→ **DIRECTIONS**:
A line counts if it contains the string "variation"; say how many such lines there are, giving only the number.

→ **EXERCISE MATERIAL**:
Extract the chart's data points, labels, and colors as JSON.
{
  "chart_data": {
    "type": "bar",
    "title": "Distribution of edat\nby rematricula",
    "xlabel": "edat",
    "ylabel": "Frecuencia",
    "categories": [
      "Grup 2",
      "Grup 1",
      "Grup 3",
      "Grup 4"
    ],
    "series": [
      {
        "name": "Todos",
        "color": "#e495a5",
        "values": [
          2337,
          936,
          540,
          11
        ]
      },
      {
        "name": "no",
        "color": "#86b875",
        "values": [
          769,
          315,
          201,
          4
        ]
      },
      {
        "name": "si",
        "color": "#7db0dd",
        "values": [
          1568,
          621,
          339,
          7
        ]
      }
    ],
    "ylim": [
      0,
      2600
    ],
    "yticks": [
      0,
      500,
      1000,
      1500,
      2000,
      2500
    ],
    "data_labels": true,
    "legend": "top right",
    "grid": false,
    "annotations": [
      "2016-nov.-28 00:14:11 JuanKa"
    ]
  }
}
---
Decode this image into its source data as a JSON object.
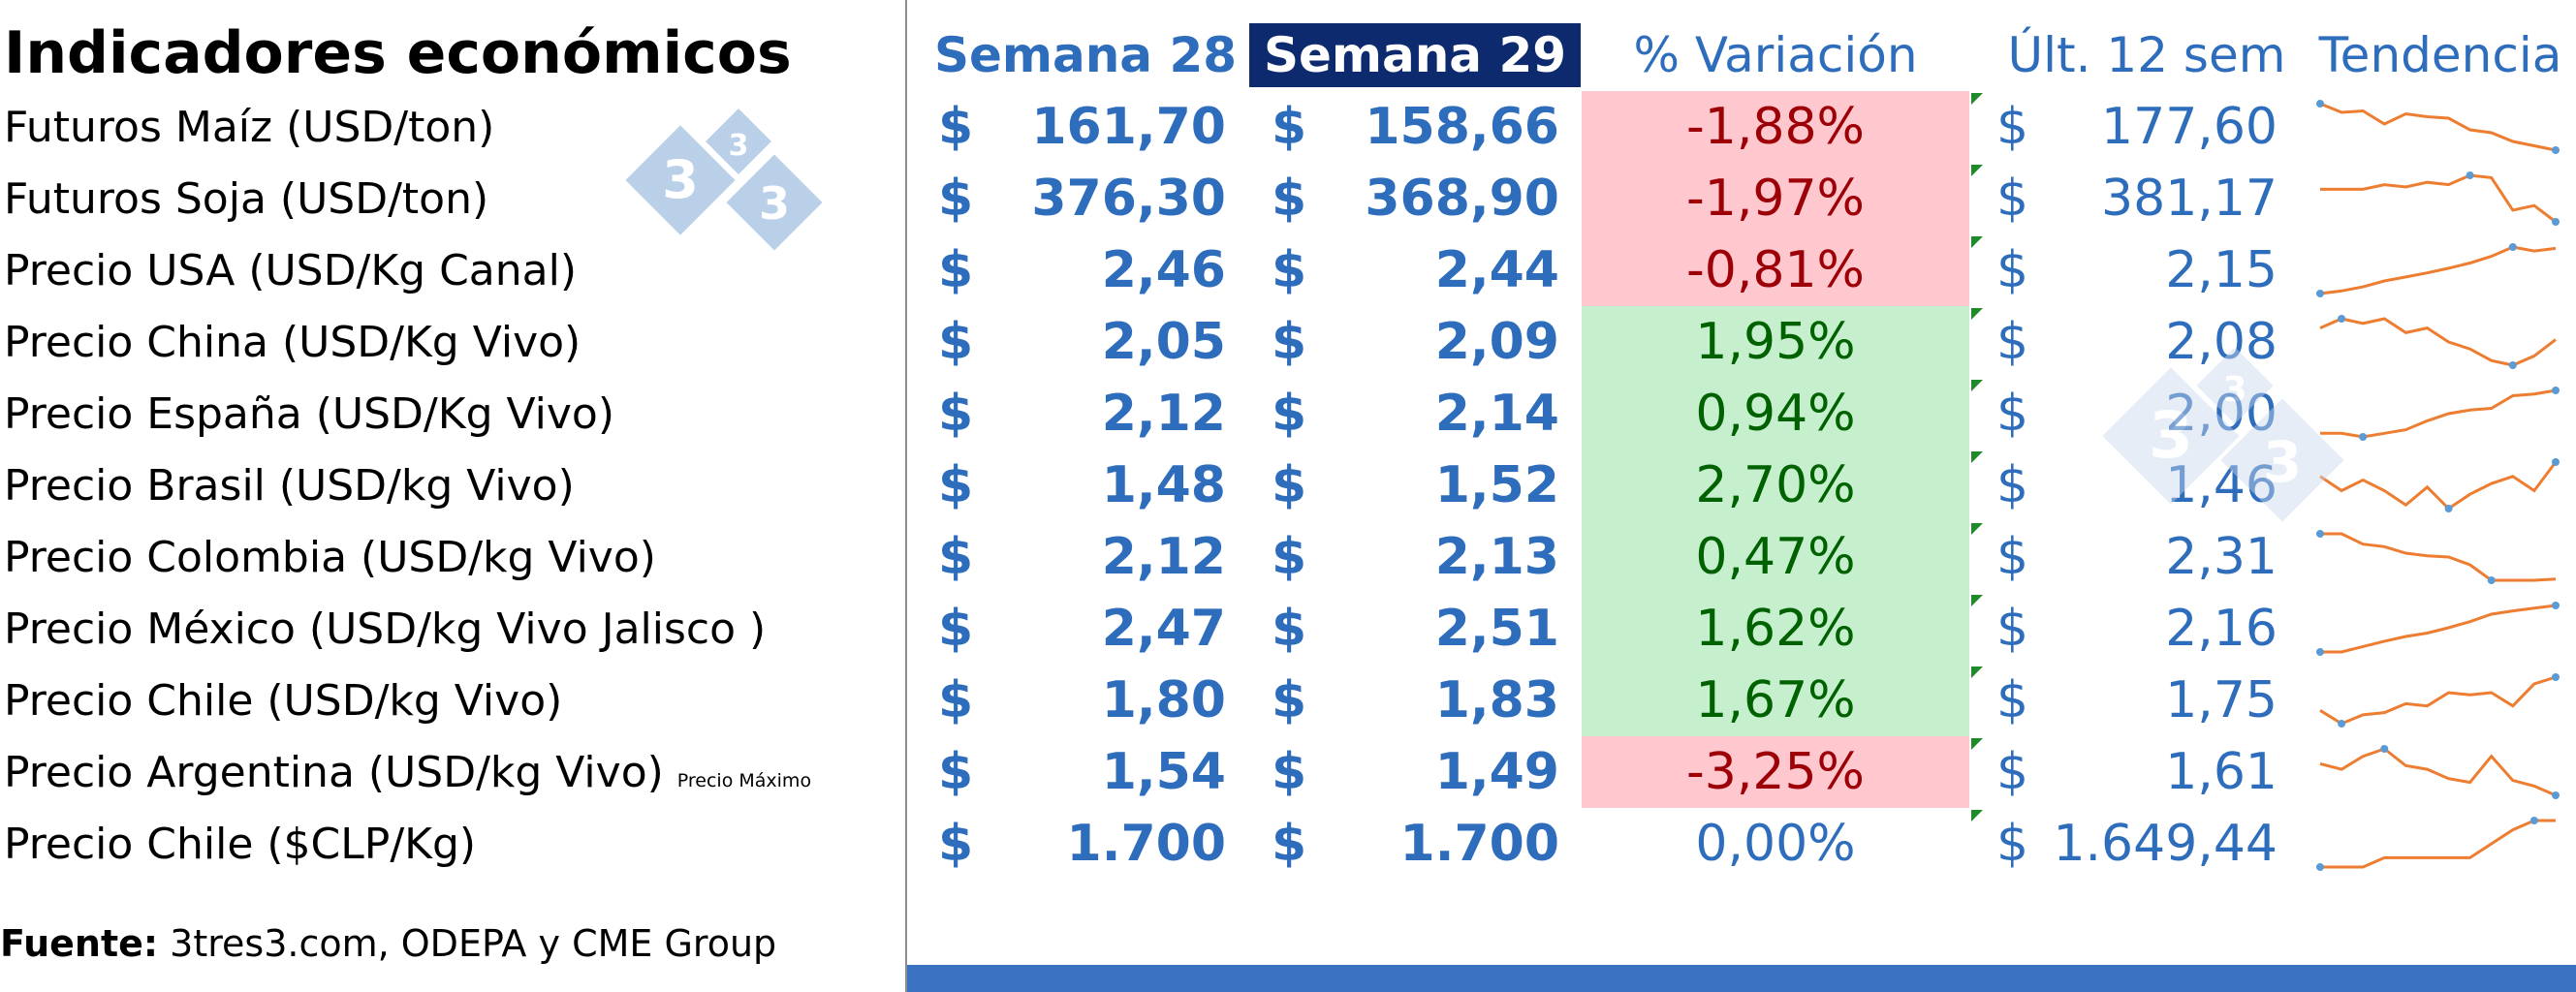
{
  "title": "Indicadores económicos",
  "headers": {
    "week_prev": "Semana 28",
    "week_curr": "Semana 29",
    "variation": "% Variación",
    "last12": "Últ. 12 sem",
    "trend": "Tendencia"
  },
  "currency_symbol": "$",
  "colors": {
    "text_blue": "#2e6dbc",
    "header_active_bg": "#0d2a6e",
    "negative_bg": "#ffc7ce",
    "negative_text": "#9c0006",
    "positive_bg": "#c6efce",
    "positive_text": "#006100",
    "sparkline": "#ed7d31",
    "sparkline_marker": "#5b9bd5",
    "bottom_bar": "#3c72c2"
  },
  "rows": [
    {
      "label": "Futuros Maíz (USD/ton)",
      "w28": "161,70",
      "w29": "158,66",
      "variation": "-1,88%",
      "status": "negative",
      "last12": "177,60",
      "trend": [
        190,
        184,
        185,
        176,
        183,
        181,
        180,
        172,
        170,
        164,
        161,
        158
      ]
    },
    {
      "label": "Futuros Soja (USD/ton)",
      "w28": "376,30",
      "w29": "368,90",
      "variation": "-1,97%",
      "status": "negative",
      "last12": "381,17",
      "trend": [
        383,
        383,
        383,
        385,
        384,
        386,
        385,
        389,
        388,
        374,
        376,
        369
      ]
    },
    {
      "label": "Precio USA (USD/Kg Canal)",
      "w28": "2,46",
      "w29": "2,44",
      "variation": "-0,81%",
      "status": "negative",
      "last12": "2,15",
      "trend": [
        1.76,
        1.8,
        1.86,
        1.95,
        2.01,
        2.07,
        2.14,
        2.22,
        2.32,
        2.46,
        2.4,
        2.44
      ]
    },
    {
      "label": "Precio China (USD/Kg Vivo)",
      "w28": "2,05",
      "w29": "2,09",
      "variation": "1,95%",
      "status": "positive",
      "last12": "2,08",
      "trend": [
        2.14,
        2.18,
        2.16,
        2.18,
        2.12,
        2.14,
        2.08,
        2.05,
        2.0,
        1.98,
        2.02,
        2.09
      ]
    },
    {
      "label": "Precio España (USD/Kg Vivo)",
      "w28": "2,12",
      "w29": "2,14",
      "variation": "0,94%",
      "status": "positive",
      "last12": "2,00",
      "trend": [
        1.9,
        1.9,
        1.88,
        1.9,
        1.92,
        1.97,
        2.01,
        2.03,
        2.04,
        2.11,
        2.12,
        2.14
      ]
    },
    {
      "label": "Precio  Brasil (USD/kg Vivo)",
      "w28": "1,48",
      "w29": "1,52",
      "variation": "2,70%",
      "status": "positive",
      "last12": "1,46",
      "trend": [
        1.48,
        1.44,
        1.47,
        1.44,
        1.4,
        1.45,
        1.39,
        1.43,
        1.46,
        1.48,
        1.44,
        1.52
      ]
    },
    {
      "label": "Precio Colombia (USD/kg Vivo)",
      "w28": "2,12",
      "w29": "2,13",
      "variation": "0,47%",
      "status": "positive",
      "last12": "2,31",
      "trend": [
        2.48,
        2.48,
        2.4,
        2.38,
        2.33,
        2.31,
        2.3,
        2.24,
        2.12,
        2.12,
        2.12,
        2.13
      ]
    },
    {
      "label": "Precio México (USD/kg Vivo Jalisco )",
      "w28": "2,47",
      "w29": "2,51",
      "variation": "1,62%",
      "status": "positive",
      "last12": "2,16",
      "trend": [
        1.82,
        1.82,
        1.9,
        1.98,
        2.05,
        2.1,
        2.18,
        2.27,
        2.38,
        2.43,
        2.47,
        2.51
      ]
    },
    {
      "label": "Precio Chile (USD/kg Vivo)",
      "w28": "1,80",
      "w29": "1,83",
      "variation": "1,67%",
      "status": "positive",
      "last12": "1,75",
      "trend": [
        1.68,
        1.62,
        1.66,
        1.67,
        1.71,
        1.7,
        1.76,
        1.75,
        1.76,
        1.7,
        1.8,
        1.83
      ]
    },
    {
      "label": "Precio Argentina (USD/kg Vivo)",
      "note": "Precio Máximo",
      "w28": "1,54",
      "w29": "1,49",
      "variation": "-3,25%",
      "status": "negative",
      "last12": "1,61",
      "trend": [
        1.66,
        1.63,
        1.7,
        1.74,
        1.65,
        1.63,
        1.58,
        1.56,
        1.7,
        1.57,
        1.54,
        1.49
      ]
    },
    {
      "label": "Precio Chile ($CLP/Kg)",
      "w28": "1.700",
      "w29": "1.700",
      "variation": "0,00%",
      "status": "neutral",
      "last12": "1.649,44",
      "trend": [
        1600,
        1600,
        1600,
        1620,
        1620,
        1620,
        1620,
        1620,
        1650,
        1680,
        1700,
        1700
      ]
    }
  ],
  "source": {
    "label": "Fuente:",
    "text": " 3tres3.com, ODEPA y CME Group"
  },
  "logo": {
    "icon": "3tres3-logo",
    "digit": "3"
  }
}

→ **RESULT OF THE TASK**:
12